# START OF Working data

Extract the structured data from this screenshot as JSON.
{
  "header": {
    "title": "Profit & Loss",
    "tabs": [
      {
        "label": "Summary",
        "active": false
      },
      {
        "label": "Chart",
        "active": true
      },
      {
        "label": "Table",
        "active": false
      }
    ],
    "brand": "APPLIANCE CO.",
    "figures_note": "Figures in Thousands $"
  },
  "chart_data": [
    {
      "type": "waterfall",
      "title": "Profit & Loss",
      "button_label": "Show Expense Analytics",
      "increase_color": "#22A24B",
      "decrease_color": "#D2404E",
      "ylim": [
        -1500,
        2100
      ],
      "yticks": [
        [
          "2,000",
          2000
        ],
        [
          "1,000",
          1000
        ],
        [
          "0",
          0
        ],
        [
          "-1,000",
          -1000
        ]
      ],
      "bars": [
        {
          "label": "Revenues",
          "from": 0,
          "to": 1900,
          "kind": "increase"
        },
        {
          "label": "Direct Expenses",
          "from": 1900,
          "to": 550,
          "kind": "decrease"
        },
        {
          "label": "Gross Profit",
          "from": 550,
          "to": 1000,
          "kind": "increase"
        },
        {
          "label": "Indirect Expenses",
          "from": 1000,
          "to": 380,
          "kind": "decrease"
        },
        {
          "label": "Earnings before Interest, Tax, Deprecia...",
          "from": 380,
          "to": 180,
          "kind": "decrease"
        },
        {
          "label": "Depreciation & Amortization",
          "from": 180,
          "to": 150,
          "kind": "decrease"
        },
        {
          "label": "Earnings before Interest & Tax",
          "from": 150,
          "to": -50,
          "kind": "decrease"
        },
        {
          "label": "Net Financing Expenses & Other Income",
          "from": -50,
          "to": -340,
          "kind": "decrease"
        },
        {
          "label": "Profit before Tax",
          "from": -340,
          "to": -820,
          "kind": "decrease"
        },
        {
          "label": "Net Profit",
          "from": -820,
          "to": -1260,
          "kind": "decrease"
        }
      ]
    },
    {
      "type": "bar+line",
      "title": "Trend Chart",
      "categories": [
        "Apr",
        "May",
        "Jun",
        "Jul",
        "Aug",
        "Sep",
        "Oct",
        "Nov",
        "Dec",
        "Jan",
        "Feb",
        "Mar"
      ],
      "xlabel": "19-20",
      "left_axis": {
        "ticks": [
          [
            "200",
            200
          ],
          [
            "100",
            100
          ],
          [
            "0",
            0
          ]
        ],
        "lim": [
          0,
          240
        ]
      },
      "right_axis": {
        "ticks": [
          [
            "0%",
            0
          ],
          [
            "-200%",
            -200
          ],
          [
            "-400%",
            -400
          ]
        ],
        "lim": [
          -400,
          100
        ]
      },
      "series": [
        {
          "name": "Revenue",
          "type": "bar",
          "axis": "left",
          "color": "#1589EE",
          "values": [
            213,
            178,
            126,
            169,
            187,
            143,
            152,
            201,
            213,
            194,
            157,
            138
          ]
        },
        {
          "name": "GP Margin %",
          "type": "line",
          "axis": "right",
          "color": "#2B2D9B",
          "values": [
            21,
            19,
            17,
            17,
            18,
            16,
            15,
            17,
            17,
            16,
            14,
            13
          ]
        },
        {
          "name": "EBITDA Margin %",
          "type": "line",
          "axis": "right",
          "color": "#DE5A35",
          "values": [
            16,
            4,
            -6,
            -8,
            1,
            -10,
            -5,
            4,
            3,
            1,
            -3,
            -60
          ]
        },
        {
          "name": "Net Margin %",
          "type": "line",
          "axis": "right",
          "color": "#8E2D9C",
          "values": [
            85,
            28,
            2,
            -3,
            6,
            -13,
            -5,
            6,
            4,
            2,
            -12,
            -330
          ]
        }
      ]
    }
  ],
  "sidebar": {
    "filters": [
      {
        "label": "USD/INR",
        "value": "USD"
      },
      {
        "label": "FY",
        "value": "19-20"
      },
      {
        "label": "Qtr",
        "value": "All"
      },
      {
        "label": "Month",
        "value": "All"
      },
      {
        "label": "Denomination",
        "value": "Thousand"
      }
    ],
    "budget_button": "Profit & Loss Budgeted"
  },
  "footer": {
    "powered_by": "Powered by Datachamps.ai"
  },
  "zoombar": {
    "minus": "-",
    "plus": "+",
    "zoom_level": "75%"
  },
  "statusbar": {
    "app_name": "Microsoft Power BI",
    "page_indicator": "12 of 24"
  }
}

# END OF Working data

● Instruction:
Using the data above, reproduce every line exactly.

● Worked solution:
Extract the structured data from this screenshot as JSON.
{
  "header": {
    "title": "Profit & Loss",
    "tabs": [
      {
        "label": "Summary",
        "active": false
      },
      {
        "label": "Chart",
        "active": true
      },
      {
        "label": "Table",
        "active": false
      }
    ],
    "brand": "APPLIANCE CO.",
    "figures_note": "Figures in Thousands $"
  },
  "chart_data": [
    {
      "type": "waterfall",
      "title": "Profit & Loss",
      "button_label": "Show Expense Analytics",
      "increase_color": "#22A24B",
      "decrease_color": "#D2404E",
      "ylim": [
        -1500,
        2100
      ],
      "yticks": [
        [
          "2,000",
          2000
        ],
        [
          "1,000",
          1000
        ],
        [
          "0",
          0
        ],
        [
          "-1,000",
          -1000
        ]
      ],
      "bars": [
        {
          "label": "Revenues",
          "from": 0,
          "to": 1900,
          "kind": "increase"
        },
        {
          "label": "Direct Expenses",
          "from": 1900,
          "to": 550,
          "kind": "decrease"
        },
        {
          "label": "Gross Profit",
          "from": 550,
          "to": 1000,
          "kind": "increase"
        },
        {
          "label": "Indirect Expenses",
          "from": 1000,
          "to": 380,
          "kind": "decrease"
        },
        {
          "label": "Earnings before Interest, Tax, Deprecia...",
          "from": 380,
          "to": 180,
          "kind": "decrease"
        },
        {
          "label": "Depreciation & Amortization",
          "from": 180,
          "to": 150,
          "kind": "decrease"
        },
        {
          "label": "Earnings before Interest & Tax",
          "from": 150,
          "to": -50,
          "kind": "decrease"
        },
        {
          "label": "Net Financing Expenses & Other Income",
          "from": -50,
          "to": -340,
          "kind": "decrease"
        },
        {
          "label": "Profit before Tax",
          "from": -340,
          "to": -820,
          "kind": "decrease"
        },
        {
          "label": "Net Profit",
          "from": -820,
          "to": -1260,
          "kind": "decrease"
        }
      ]
    },
    {
      "type": "bar+line",
      "title": "Trend Chart",
      "categories": [
        "Apr",
        "May",
        "Jun",
        "Jul",
        "Aug",
        "Sep",
        "Oct",
        "Nov",
        "Dec",
        "Jan",
        "Feb",
        "Mar"
      ],
      "xlabel": "19-20",
      "left_axis": {
        "ticks": [
          [
            "200",
            200
          ],
          [
            "100",
            100
          ],
          [
            "0",
            0
          ]
        ],
        "lim": [
          0,
          240
        ]
      },
      "right_axis": {
        "ticks": [
          [
            "0%",
            0
          ],
          [
            "-200%",
            -200
          ],
          [
            "-400%",
            -400
          ]
        ],
        "lim": [
          -400,
          100
        ]
      },
      "series": [
        {
          "name": "Revenue",
          "type": "bar",
          "axis": "left",
          "color": "#1589EE",
          "values": [
            213,
            178,
            126,
            169,
            187,
            143,
            152,
            201,
            213,
            194,
            157,
            138
          ]
        },
        {
          "name": "GP Margin %",
          "type": "line",
          "axis": "right",
          "color": "#2B2D9B",
          "values": [
            21,
            19,
            17,
            17,
            18,
            16,
            15,
            17,
            17,
            16,
            14,
            13
          ]
        },
        {
          "name": "EBITDA Margin %",
          "type": "line",
          "axis": "right",
          "color": "#DE5A35",
          "values": [
            16,
            4,
            -6,
            -8,
            1,
            -10,
            -5,
            4,
            3,
            1,
            -3,
            -60
          ]
        },
        {
          "name": "Net Margin %",
          "type": "line",
          "axis": "right",
          "color": "#8E2D9C",
          "values": [
            85,
            28,
            2,
            -3,
            6,
            -13,
            -5,
            6,
            4,
            2,
            -12,
            -330
          ]
        }
      ]
    }
  ],
  "sidebar": {
    "filters": [
      {
        "label": "USD/INR",
        "value": "USD"
      },
      {
        "label": "FY",
        "value": "19-20"
      },
      {
        "label": "Qtr",
        "value": "All"
      },
      {
        "label": "Month",
        "value": "All"
      },
      {
        "label": "Denomination",
        "value": "Thousand"
      }
    ],
    "budget_button": "Profit & Loss Budgeted"
  },
  "footer": {
    "powered_by": "Powered by Datachamps.ai"
  },
  "zoombar": {
    "minus": "-",
    "plus": "+",
    "zoom_level": "75%"
  },
  "statusbar": {
    "app_name": "Microsoft Power BI",
    "page_indicator": "12 of 24"
  }
}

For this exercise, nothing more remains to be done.